[start]

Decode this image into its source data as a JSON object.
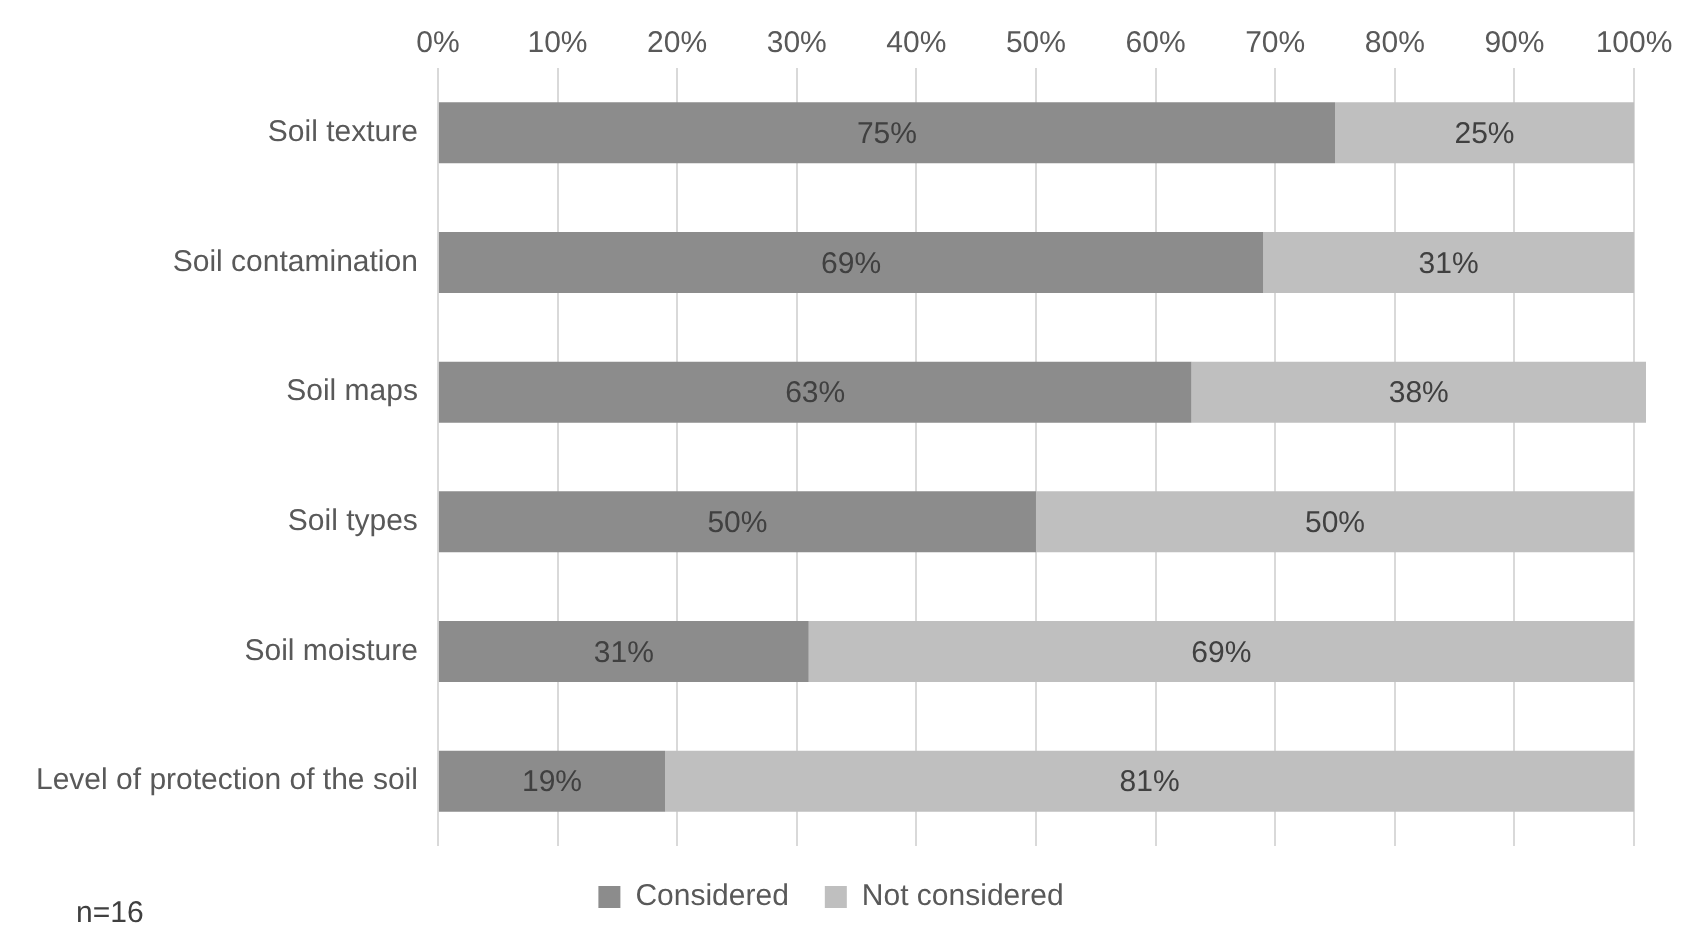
{
  "chart_data": {
    "type": "bar",
    "orientation": "horizontal",
    "stacked": true,
    "categories": [
      "Soil texture",
      "Soil contamination",
      "Soil maps",
      "Soil types",
      "Soil moisture",
      "Level of protection of the soil"
    ],
    "series": [
      {
        "name": "Considered",
        "color": "#8c8c8c",
        "values": [
          75,
          69,
          63,
          50,
          31,
          19
        ],
        "value_labels": [
          "75%",
          "69%",
          "63%",
          "50%",
          "31%",
          "19%"
        ]
      },
      {
        "name": "Not considered",
        "color": "#bfbfbf",
        "values": [
          25,
          31,
          38,
          50,
          69,
          81
        ],
        "value_labels": [
          "25%",
          "31%",
          "38%",
          "50%",
          "69%",
          "81%"
        ]
      }
    ],
    "xlim": [
      0,
      101
    ],
    "xticks": [
      {
        "value": 0,
        "label": "0%"
      },
      {
        "value": 10,
        "label": "10%"
      },
      {
        "value": 20,
        "label": "20%"
      },
      {
        "value": 30,
        "label": "30%"
      },
      {
        "value": 40,
        "label": "40%"
      },
      {
        "value": 50,
        "label": "50%"
      },
      {
        "value": 60,
        "label": "60%"
      },
      {
        "value": 70,
        "label": "70%"
      },
      {
        "value": 80,
        "label": "80%"
      },
      {
        "value": 90,
        "label": "90%"
      },
      {
        "value": 100,
        "label": "100%"
      }
    ],
    "grid": "x",
    "legend": "bottom",
    "annotations": [
      "n=16"
    ]
  }
}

[end]

Goal
Filter the records above for "name" and copy every matching line.

Written solution
        "name": "Considered",
        "name": "Not considered",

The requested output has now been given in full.